### Exercise goal
Convert every line of the data below into a Markdown table with the columns "No." and "Text", numbering each row and skipping blank lines. Leave the pictures out.

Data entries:
────────

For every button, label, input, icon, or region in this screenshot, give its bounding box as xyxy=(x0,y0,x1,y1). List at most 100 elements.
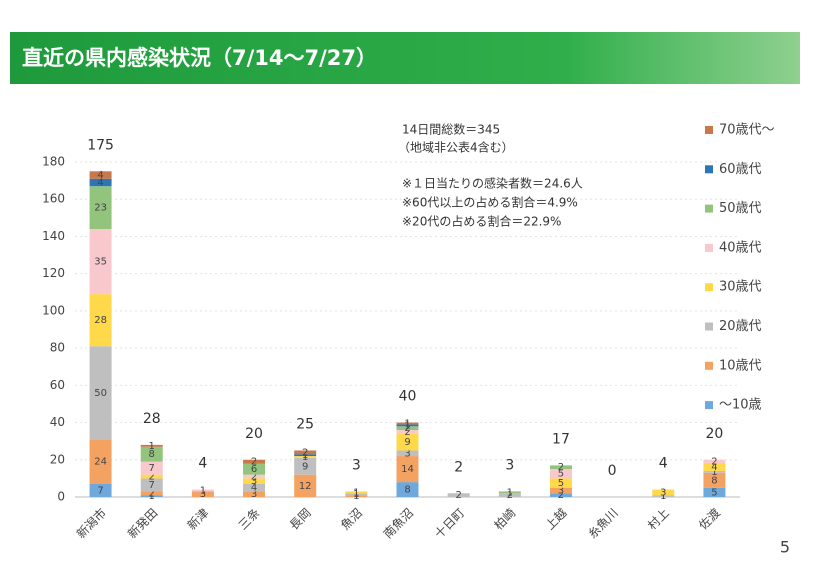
segment-label: 4 xyxy=(711,462,717,473)
banner xyxy=(10,32,800,84)
segment-label: 1 xyxy=(149,441,155,452)
bar-segment xyxy=(243,483,266,492)
segment-label: 1 xyxy=(353,491,359,502)
bar-segment xyxy=(243,459,266,464)
segment-label: 5 xyxy=(711,487,717,498)
segment-label: 24 xyxy=(94,457,107,468)
x-tick-label: 新発田 xyxy=(124,505,160,541)
bar-segment xyxy=(396,426,419,430)
banner-title: 直近の県内感染状況（7/14～7/27） xyxy=(22,46,377,70)
segment-label: 1 xyxy=(711,467,717,478)
bar-segment xyxy=(140,474,163,479)
annotation: （地域非公表4含む） xyxy=(398,140,514,155)
legend-swatch xyxy=(705,165,713,174)
segment-label: 2 xyxy=(404,427,410,438)
segment-label: 2 xyxy=(149,488,155,499)
total-label: 3 xyxy=(352,457,361,473)
segment-label: 7 xyxy=(97,485,103,496)
y-tick-label: 80 xyxy=(50,341,65,355)
bar-segment xyxy=(396,430,419,434)
legend-swatch xyxy=(705,361,713,370)
y-tick-label: 160 xyxy=(42,192,65,206)
total-label: 175 xyxy=(87,137,114,153)
segment-label: 3 xyxy=(558,485,564,496)
legend-label: 70歳代～ xyxy=(719,123,775,138)
segment-label: 2 xyxy=(251,457,257,468)
legend-label: 50歳代 xyxy=(719,201,762,216)
segment-label: 1 xyxy=(404,418,410,429)
bar-segment xyxy=(345,493,368,496)
x-tick-label: 三条 xyxy=(236,506,263,533)
segment-label: 8 xyxy=(711,475,717,486)
legend-swatch xyxy=(705,204,713,213)
bar-segment xyxy=(549,487,572,494)
segment-label: 3 xyxy=(404,448,410,459)
bar-segment xyxy=(140,444,163,447)
x-tick-label: 魚沼 xyxy=(338,506,365,533)
bar-segment xyxy=(89,229,112,295)
annotation: ※20代の占める割合＝22.9% xyxy=(402,214,561,229)
segment-label: 2 xyxy=(455,490,461,501)
segment-label: 3 xyxy=(251,489,257,500)
y-tick-label: 40 xyxy=(50,415,65,429)
segment-label: 1 xyxy=(404,420,410,431)
bar-segment xyxy=(447,493,470,497)
total-label: 40 xyxy=(399,389,417,405)
bar-segment xyxy=(191,489,214,492)
x-tick-label: 上越 xyxy=(543,506,570,533)
bar-segment xyxy=(396,433,419,451)
bar-segment xyxy=(294,450,317,455)
bar-segment xyxy=(89,186,112,229)
bar-segment xyxy=(549,478,572,488)
legend-label: 30歳代 xyxy=(719,280,762,295)
total-label: 28 xyxy=(143,411,161,427)
bar-segment xyxy=(703,459,726,464)
segment-label: 2 xyxy=(404,423,410,434)
total-label: 4 xyxy=(659,456,668,472)
segment-label: 2 xyxy=(711,457,717,468)
bar-segment xyxy=(345,495,368,497)
bar-segment xyxy=(396,450,419,457)
bar-segment xyxy=(396,424,419,427)
y-tick-label: 0 xyxy=(57,490,65,504)
segment-label: 4 xyxy=(97,170,103,181)
segment-label: 1 xyxy=(302,450,308,461)
segment-label: 2 xyxy=(558,490,564,501)
segment-label: 3 xyxy=(660,487,666,498)
segment-label: 8 xyxy=(149,449,155,460)
legend-swatch xyxy=(705,243,713,252)
x-tick-label: 村上 xyxy=(645,506,672,533)
bar-segment xyxy=(140,491,163,496)
bar-segment xyxy=(89,294,112,347)
legend-label: 10歳代 xyxy=(719,358,762,373)
bar-segment xyxy=(703,487,726,497)
total-label: 25 xyxy=(296,416,314,432)
segment-label: 1 xyxy=(149,491,155,502)
segment-label: 1 xyxy=(353,489,359,500)
x-tick-label: 十日町 xyxy=(432,506,467,541)
segment-label: 35 xyxy=(94,257,107,268)
total-label: 3 xyxy=(505,457,514,473)
bar-segment xyxy=(89,439,112,484)
bar-segment xyxy=(549,469,572,479)
page-number: 5 xyxy=(780,538,790,557)
x-tick-label: 柏崎 xyxy=(491,505,519,533)
bar-segment xyxy=(498,493,521,497)
annotation: 14日間総数＝345 xyxy=(402,122,500,137)
segment-label: 4 xyxy=(251,483,257,494)
segment-label: 9 xyxy=(404,437,410,448)
bar-segment xyxy=(498,491,521,494)
total-label: 0 xyxy=(608,463,617,479)
segment-label: 3 xyxy=(200,489,206,500)
segment-label: 50 xyxy=(94,388,107,399)
bar-segment xyxy=(549,493,572,497)
bar-segment xyxy=(396,422,419,425)
legend-swatch xyxy=(705,126,713,134)
bar-segment xyxy=(703,472,726,488)
segment-label: 14 xyxy=(401,464,414,475)
bar-segment xyxy=(89,171,112,179)
bar-segment xyxy=(243,491,266,497)
bar-segment xyxy=(652,495,675,497)
bar-segment xyxy=(243,478,266,484)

────────

### Task solution
| No. | Text |
|---|---|
| 1 | For every button, label, input, icon, or region in this screenshot, give its bounding box as xyxy=(x0,y0,x1,y1). List at most 100 elements. |
| 2 | segment-label: 4 xyxy=(711,462,717,473) |
| 3 | banner xyxy=(10,32,800,84) |
| 4 | segment-label: 1 xyxy=(149,441,155,452) |
| 5 | bar-segment xyxy=(243,483,266,492) |
| 6 | segment-label: 1 xyxy=(353,491,359,502) |
| 7 | bar-segment xyxy=(243,459,266,464) |
| 8 | segment-label: 5 xyxy=(711,487,717,498) |
| 9 | segment-label: 24 xyxy=(94,457,107,468) |
| 10 | x-tick-label: 新発田 xyxy=(124,505,160,541) |
| 11 | bar-segment xyxy=(396,426,419,430) |
| 12 | banner-title: 直近の県内感染状況（7/14～7/27） xyxy=(22,46,377,70) |
| 13 | segment-label: 1 xyxy=(711,467,717,478) |
| 14 | bar-segment xyxy=(140,474,163,479) |
| 15 | annotation: （地域非公表4含む） xyxy=(398,140,514,155) |
| 16 | legend-swatch xyxy=(705,165,713,174) |
| 17 | segment-label: 2 xyxy=(404,427,410,438) |
| 18 | segment-label: 2 xyxy=(149,488,155,499) |
| 19 | total-label: 3 xyxy=(352,457,361,473) |
| 20 | segment-label: 7 xyxy=(97,485,103,496) |
| 21 | y-tick-label: 80 xyxy=(50,341,65,355) |
| 22 | bar-segment xyxy=(396,430,419,434) |
| 23 | legend-swatch xyxy=(705,361,713,370) |
| 24 | y-tick-label: 160 xyxy=(42,192,65,206) |
| 25 | total-label: 175 xyxy=(87,137,114,153) |
| 26 | segment-label: 3 xyxy=(558,485,564,496) |
| 27 | legend-label: 70歳代～ xyxy=(719,123,775,138) |
| 28 | segment-label: 2 xyxy=(251,457,257,468) |
| 29 | legend-label: 50歳代 xyxy=(719,201,762,216) |
| 30 | segment-label: 1 xyxy=(404,418,410,429) |
| 31 | bar-segment xyxy=(345,493,368,496) |
| 32 | x-tick-label: 三条 xyxy=(236,506,263,533) |
| 33 | segment-label: 8 xyxy=(711,475,717,486) |
| 34 | legend-swatch xyxy=(705,204,713,213) |
| 35 | bar-segment xyxy=(549,487,572,494) |
| 36 | segment-label: 3 xyxy=(404,448,410,459) |
| 37 | bar-segment xyxy=(140,444,163,447) |
| 38 | x-tick-label: 魚沼 xyxy=(338,506,365,533) |
| 39 | bar-segment xyxy=(89,229,112,295) |
| 40 | annotation: ※20代の占める割合＝22.9% xyxy=(402,214,561,229) |
| 41 | segment-label: 2 xyxy=(455,490,461,501) |
| 42 | segment-label: 3 xyxy=(251,489,257,500) |
| 43 | y-tick-label: 40 xyxy=(50,415,65,429) |
| 44 | segment-label: 1 xyxy=(404,420,410,431) |
| 45 | bar-segment xyxy=(447,493,470,497) |
| 46 | total-label: 40 xyxy=(399,389,417,405) |
| 47 | bar-segment xyxy=(191,489,214,492) |
| 48 | x-tick-label: 上越 xyxy=(543,506,570,533) |
| 49 | bar-segment xyxy=(396,433,419,451) |
| 50 | bar-segment xyxy=(294,450,317,455) |
| 51 | bar-segment xyxy=(89,186,112,229) |
| 52 | bar-segment xyxy=(549,478,572,488) |
| 53 | legend-label: 30歳代 xyxy=(719,280,762,295) |
| 54 | total-label: 28 xyxy=(143,411,161,427) |
| 55 | bar-segment xyxy=(703,459,726,464) |
| 56 | segment-label: 2 xyxy=(404,423,410,434) |
| 57 | total-label: 4 xyxy=(659,456,668,472) |
| 58 | segment-label: 2 xyxy=(711,457,717,468) |
| 59 | bar-segment xyxy=(345,495,368,497) |
| 60 | bar-segment xyxy=(396,450,419,457) |
| 61 | bar-segment xyxy=(396,424,419,427) |
| 62 | y-tick-label: 0 xyxy=(57,490,65,504) |
| 63 | segment-label: 4 xyxy=(97,170,103,181) |
| 64 | segment-label: 1 xyxy=(302,450,308,461) |
| 65 | segment-label: 2 xyxy=(558,490,564,501) |
| 66 | segment-label: 3 xyxy=(660,487,666,498) |
| 67 | segment-label: 8 xyxy=(149,449,155,460) |
| 68 | legend-swatch xyxy=(705,243,713,252) |
| 69 | x-tick-label: 村上 xyxy=(645,506,672,533) |
| 70 | bar-segment xyxy=(140,491,163,496) |
| 71 | bar-segment xyxy=(89,294,112,347) |
| 72 | legend-label: 10歳代 xyxy=(719,358,762,373) |
| 73 | bar-segment xyxy=(703,487,726,497) |
| 74 | total-label: 25 xyxy=(296,416,314,432) |
| 75 | segment-label: 1 xyxy=(149,491,155,502) |
| 76 | segment-label: 1 xyxy=(353,489,359,500) |
| 77 | x-tick-label: 十日町 xyxy=(432,506,467,541) |
| 78 | segment-label: 35 xyxy=(94,257,107,268) |
| 79 | total-label: 3 xyxy=(505,457,514,473) |
| 80 | bar-segment xyxy=(89,439,112,484) |
| 81 | bar-segment xyxy=(549,469,572,479) |
| 82 | page-number: 5 xyxy=(780,538,790,557) |
| 83 | x-tick-label: 柏崎 xyxy=(491,505,519,533) |
| 84 | bar-segment xyxy=(498,493,521,497) |
| 85 | annotation: 14日間総数＝345 xyxy=(402,122,500,137) |
| 86 | segment-label: 4 xyxy=(251,483,257,494) |
| 87 | segment-label: 9 xyxy=(404,437,410,448) |
| 88 | bar-segment xyxy=(498,491,521,494) |
| 89 | total-label: 0 xyxy=(608,463,617,479) |
| 90 | segment-label: 3 xyxy=(200,489,206,500) |
| 91 | segment-label: 50 xyxy=(94,388,107,399) |
| 92 | bar-segment xyxy=(549,493,572,497) |
| 93 | bar-segment xyxy=(396,422,419,425) |
| 94 | legend-swatch xyxy=(705,126,713,134) |
| 95 | bar-segment xyxy=(703,472,726,488) |
| 96 | segment-label: 14 xyxy=(401,464,414,475) |
| 97 | bar-segment xyxy=(89,171,112,179) |
| 98 | bar-segment xyxy=(243,491,266,497) |
| 99 | bar-segment xyxy=(652,495,675,497) |
| 100 | bar-segment xyxy=(243,478,266,484) |